═════ Document extract

You should experiment with language accents as you perform the play. The use of a different accent is particularly effective for the porter’s lines in Act II.

Roman Polanski’s film version of the play provides a good example of this mood altering effect created by using language more appropriate to the status of the character.

The visual language of the play is emphasised by the gestures and body language of the characters. As you watch a version of the play take note of how the characters deliver their lines.
1.    What gestures do they use?
2.    How does their body language reveal their intentions?

Visual language can be used by producers to create an effect or to send an additional message to the audience. Lightning strikes or mist, at appropriate times, become part of the visual language of a production.

List as many examples of these visual cues as you can think of. Camera angles and the length or shortness of the frame sometimes replaces the need for spoken dialogue.

How does the filmed version of the play make use of framing to increase the visual impact or meaning of a scene?

In most productions of the play the murders take place off the set, why do you think a producer makes this kind of aesthetic decision?

Key words
Shakespeare used key words to create significant meanings and atmosphere. Key words recur to emphasise a dramatic effect. Identify the key words in Macbeth using the word cruncher exercise mentioned above. Christy Desmet’s word-cruncher exercise for Macbeth draws attention to the biblical references in the play, for example, heaven, hell, angel, devil, fiend, good, and evil.

1.    Why are there more references to evil and to hell in the play?
2.    Why is the word “sleep” referred to at least 32 times?
3.    Do words like “sleep” act like a metaphor to extend the meaning of the play’s emotional or spiritual references and themes? How?

Focus activity
Do as many word cruncher activities as possible. This activity will help you understand the imagery used by Shakespeare.

Hyphenated words
Shakespeare used hyphenated words constantly in his plays. He used this technique to create many new words many of which are used every day. Pay attention to these hyphenated words. What function do they serve?

The witches
The witches have a style of speaking that is all their own. They almost always speak in a four beat rhythm, for example, “fair is foul, and foul is fair”.

Focus activities
Read the opening scene, Act I, Scene 1.
1.    Why do you think Shakespeare has chosen to give the witches their own speech?
2.    How is this language used?

══════════
═════ Record excerpts

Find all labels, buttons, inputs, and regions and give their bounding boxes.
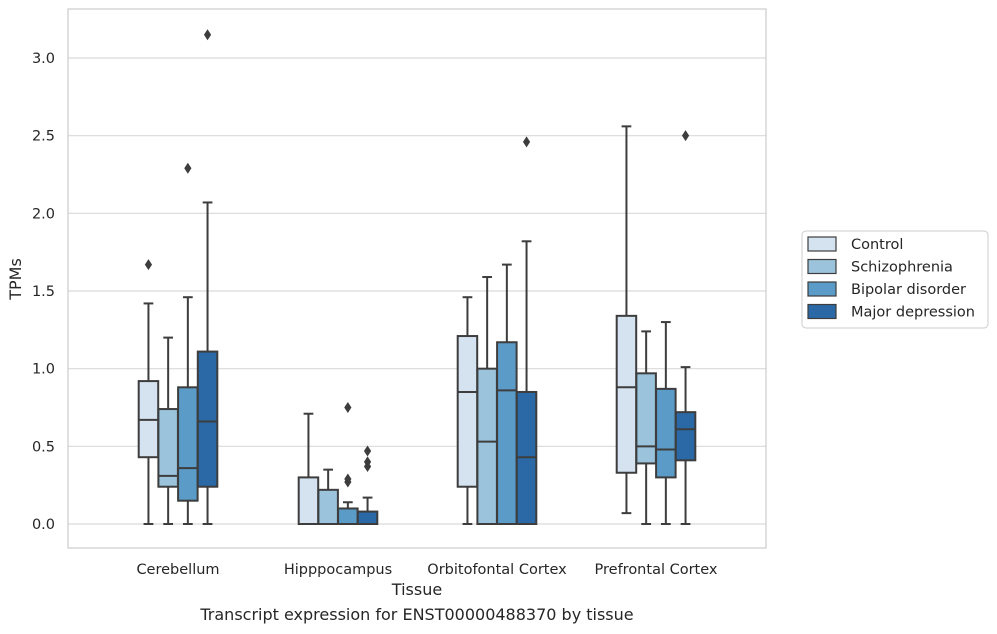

══════════
═════ Record excerpts

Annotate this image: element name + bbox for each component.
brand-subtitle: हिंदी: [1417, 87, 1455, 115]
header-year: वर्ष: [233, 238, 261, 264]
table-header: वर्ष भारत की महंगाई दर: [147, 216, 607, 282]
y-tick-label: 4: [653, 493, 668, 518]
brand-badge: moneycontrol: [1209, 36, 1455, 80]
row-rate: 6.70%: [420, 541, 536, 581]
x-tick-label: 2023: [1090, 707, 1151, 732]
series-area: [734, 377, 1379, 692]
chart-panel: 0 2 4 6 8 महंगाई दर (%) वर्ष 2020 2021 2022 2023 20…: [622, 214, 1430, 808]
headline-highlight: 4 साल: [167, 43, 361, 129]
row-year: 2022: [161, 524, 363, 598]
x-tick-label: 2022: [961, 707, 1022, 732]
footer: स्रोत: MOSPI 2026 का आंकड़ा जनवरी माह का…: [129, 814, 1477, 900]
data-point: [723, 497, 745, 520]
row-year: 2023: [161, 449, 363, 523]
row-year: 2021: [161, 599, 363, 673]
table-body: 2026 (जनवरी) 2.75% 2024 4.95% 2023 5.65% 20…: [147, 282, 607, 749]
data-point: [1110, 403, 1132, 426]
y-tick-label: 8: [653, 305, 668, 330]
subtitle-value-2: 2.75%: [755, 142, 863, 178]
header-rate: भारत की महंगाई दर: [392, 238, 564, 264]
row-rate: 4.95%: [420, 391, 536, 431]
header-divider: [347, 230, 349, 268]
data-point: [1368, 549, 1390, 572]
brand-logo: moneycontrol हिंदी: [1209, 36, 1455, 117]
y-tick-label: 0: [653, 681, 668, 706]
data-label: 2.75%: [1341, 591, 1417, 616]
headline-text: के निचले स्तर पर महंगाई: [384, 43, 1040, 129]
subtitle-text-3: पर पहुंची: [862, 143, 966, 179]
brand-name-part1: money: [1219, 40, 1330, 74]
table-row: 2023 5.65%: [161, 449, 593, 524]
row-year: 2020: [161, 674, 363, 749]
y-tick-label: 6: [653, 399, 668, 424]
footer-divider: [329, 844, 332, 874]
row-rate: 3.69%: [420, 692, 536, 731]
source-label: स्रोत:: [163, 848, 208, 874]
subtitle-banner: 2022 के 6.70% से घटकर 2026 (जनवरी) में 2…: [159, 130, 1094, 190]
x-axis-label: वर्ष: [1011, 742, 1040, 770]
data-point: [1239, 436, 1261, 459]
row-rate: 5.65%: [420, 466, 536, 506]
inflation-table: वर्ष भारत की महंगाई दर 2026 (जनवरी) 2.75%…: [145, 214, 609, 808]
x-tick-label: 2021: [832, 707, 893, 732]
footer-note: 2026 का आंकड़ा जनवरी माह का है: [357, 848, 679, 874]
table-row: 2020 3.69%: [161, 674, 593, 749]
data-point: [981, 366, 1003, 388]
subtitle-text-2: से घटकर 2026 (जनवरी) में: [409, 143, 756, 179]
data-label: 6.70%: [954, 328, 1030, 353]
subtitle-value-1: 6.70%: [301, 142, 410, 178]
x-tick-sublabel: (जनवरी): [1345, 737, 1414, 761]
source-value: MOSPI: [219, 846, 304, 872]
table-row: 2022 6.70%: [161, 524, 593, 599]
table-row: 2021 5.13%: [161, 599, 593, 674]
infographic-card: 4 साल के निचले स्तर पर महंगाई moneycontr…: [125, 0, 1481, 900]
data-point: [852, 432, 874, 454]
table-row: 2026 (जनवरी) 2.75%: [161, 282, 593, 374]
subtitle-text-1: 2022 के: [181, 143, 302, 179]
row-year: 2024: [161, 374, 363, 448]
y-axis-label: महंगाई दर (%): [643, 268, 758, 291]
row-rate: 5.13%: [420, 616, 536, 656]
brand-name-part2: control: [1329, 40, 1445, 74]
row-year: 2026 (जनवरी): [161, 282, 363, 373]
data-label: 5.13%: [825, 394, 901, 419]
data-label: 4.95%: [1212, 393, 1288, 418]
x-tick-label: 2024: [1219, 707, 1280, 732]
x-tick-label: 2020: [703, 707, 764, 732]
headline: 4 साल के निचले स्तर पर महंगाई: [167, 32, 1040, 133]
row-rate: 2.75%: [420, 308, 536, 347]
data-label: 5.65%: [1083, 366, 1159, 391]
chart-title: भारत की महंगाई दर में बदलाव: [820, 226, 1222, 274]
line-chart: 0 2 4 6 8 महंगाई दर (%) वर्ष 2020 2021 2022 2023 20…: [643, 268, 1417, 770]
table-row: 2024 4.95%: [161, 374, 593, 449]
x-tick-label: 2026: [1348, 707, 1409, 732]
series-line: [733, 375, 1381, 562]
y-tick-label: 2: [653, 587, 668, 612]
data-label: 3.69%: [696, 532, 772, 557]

══════════

> _To be done_
a: According to the Macbeth passage, why should students do as many word cruncher activities as possible? Answer in one to three sentences.
b: Answer these questions from the Macbeth passage, marking each answer to match:
(i) In which act are the porter's lines for which a different accent is particularly effective?
(ii) In what rhythm do the witches almost always speak?
(iii) Whose film version of the play is given as a good example of the mood-altering effect of language?
c: From the Macbeth passage, copy out the stretch from "3.    Do words" through "I, Scene 1.".

> _Responses to the exercise_
a: Students should do as many word cruncher activities as possible because the activity will help them understand the imagery Shakespeare used.

b:
(i) Act II
(ii) A four beat rhythm
(iii) Roman Polanski's

c:
3.    Do words like “sleep” act like a metaphor to extend the meaning of the play’s emotional or spiritual references and themes? How?

Focus activity
Do as many word cruncher activities as possible. This activity will help you understand the imagery used by Shakespeare.

Hyphenated words
Shakespeare used hyphenated words constantly in his plays. He used this technique to create many new words many of which are used every day. Pay attention to these hyphenated words. What function do they serve?

The witches
The witches have a style of speaking that is all their own. They almost always speak in a four beat rhythm, for example, “fair is foul, and foul is fair”.

Focus activities
Read the opening scene, Act I, Scene 1.